**Set task**:
Extract every line below that contains the word "services".

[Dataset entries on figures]
-------------------------
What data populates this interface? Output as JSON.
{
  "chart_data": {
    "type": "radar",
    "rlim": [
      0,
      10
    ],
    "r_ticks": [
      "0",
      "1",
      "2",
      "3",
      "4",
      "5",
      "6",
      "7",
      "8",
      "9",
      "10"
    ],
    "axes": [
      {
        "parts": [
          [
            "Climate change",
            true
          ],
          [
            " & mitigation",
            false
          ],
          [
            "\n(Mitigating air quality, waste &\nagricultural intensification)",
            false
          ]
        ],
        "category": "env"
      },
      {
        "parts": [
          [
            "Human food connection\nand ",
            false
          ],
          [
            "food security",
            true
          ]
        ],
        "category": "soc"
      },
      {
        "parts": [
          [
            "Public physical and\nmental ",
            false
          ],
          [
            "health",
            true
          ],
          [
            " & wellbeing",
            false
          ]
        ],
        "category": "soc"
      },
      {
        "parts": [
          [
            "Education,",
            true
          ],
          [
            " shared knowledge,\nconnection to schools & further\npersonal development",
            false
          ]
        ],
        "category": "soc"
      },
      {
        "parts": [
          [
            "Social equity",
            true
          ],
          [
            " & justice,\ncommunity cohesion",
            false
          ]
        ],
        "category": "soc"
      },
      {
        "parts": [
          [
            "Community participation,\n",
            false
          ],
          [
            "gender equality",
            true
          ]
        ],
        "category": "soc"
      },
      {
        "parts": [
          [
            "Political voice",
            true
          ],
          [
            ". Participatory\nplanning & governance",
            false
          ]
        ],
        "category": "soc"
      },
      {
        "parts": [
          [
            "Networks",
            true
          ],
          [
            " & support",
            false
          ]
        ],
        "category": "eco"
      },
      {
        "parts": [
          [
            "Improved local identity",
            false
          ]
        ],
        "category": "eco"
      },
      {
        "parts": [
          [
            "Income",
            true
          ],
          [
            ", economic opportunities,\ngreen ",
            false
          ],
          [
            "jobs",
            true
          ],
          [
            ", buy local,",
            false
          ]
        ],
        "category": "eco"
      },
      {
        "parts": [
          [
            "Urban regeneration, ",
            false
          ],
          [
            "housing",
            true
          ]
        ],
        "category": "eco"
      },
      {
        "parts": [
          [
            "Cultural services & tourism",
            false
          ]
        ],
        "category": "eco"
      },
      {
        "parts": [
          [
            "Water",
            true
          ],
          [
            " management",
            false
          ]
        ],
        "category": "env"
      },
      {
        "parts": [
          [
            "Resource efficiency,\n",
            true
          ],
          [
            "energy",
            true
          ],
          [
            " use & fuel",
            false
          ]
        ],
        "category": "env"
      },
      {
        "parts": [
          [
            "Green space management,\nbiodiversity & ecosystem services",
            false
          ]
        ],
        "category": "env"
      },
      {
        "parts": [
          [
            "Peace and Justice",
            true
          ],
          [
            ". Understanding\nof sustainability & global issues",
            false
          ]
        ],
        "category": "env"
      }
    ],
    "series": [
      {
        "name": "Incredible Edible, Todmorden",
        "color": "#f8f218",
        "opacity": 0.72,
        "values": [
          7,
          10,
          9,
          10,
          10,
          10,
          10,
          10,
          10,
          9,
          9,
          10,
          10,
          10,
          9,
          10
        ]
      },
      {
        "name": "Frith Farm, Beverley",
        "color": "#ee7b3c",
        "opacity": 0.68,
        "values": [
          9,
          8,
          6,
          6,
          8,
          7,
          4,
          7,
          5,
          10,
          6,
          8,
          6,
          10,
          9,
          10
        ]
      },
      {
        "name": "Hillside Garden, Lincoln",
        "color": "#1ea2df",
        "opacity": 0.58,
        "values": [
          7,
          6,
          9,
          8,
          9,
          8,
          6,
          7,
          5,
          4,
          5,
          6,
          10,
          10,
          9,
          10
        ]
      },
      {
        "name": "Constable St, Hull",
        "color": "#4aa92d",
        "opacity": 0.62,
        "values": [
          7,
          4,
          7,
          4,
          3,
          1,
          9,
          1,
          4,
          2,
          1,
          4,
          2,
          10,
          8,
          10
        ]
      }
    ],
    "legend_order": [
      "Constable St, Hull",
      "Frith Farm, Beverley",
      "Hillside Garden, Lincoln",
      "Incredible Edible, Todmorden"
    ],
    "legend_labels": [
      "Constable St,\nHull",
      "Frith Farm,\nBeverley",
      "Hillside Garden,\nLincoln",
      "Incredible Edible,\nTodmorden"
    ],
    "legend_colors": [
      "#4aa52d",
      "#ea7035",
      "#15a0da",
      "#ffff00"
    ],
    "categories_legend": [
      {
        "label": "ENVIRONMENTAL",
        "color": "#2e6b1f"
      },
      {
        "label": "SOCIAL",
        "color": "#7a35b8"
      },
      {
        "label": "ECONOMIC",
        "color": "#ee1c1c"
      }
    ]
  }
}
-------------------------
**Answer in full**:
            "Cultural services & tourism",
            "Green space management,\nbiodiversity & ecosystem services",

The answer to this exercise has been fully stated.